Issue No. 01 - January/February (2012 vol. 16)
DOI Bookmark: http://doi.ieeecomputersociety.org/10.1109/MIC.2012.10
Sam Madden , Massachusetts Institute of Technology
Maarten van Steen , VU University Amsterdam
In the past few years, many areas of computer science have been abuzz with talk about "big data." Although different people mean different things when they use this term, the consensus is that data volumes are exploding, and that new tools are needed to handle these volumes. EMC and IDC have released a series of white papers estimating that in 2009, there were 800 exabytes of digital data stored worldwide (1 exabyte = 1,000 petabytes = 1,000,000 terabytes; see www.emc.com/digital_universe). By 2020, they predict that this number will be 44 times larger, or 35 zettabytes. (According to blogger Paul McNamara, if all of humanity were to post continuously to Twitter, it would take one century before the total volume of tweets occupied 1 zettabyte! See www.networkworld.com/community/node/60897.) This flood of data is due in large part to the increased desire to collect, query, and mine logs, clickstreams, and other Internet-based data. This is increasingly true as companies look to monetize their data through targeted advertising, clickstream analysis, and customer behavior profiling.
Such data isn't just localized on a single machine but spread across many machines, which are often geographically distributed. This distribution arises as more and more datasets are available via the Internet, and as organizations themselves become larger and more geographically diverse. In addition, we're realizing the need to give users more and exclusive control over their own data, as witnessed by the privacy discussions that surround online social networks. Requiring distributed control on top of geographical distribution further complicates data management.
This demand for data processing has given rise to new technologies and techniques for Internet-scale data management. These include numerous "NoSQL" tools, designed to provide access to structured data without using a conventional relational database (often to address scalability or fault-tolerance concerns), as well as new relational systems aimed at operating at larger scales or higher rates than conventional databases. Additionally, researchers have developed several systems for accessing unstructured textual data, or heterogeneous and "semistructured" data spread across the Internet.
In this Issue
This special issue of IC presents five articles covering a range of technologies related to Internet-scale data management. Taken together, they give an exciting overview of recent developments in this space.
In their article "PNUTS in Flight: Web-Scale Data Serving at Yahoo," Adam Silberstein and his colleagues provide an overview of their PNUTS system, a new database system that's widely used inside Yahoo. It provides several features designed to target wide-area scalability, including the use of relaxed consistency to improve wide-area query performance, and a simplified, key-value-based query interface targeted toward the needs of many of Yahoo's Web applications. The article describes PNUTS' numerous advanced features, including notifications, materialized views, and bulk operations.
In "Querying Heterogeneous Datasets on the Linked Data Web: Challenges, Approaches, and Trends," André Freitas, Edward Curry, João Gabriel Oliveira, and Seán O'Riain describe some of the challenges that arise when trying to build a system to write structured queries (in a language such as SPARQL or SQL) over heterogeneous datasets spread across the Web. Key issues include semantic heterogeneity, in which related datasets are encoded using diverse schemas that aren't always easy to combine. This difficulty arises for several reasons. First, two datasets might reference a particular person or object (entity) using different labels (keys)—this is the so-called entity-resolution problem. Second, two datasets might encode the same type of data (such as a salary) under different names (for example, "earnings" or "income"). The article surveys various techniques that have been developed to address these challenges and summarizes their strengths and limitations.

Dataset entries:
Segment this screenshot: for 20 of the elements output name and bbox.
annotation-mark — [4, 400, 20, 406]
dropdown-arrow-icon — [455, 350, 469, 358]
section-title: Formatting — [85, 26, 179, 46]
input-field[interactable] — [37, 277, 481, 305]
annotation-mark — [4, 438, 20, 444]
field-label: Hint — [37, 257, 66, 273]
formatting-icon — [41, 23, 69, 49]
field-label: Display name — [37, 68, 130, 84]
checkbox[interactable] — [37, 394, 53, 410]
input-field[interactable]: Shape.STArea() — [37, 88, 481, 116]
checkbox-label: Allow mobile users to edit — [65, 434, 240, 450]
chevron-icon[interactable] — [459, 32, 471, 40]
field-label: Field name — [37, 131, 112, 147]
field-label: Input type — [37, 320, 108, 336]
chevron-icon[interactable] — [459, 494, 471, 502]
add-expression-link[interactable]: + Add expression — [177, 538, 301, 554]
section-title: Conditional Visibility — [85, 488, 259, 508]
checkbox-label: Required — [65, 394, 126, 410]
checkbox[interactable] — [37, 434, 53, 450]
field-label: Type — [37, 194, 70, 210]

Brief:
Does each statement agree with the editorial on Internet-scale data management? Answer yes or no for each, and quote the deciding words of the editorial. (a) EMC and IDC predict that by 2020 the world's stored digital data will be 44 times the 2009 amount. (b) PNUTS uses strict consistency to improve wide-area query performance. (c) The entity-resolution problem arises when two datasets store the same type of data under different names.

Response to this exercise:
(a) Yes: "By 2020, they predict that this number will be 44 times larger, or 35 zettabytes."
(b) No: "including the use of relaxed consistency to improve wide-area query performance"
(c) No: "two datasets might reference a particular person or object (entity) using different labels (keys)—this is the so-called entity-resolution problem"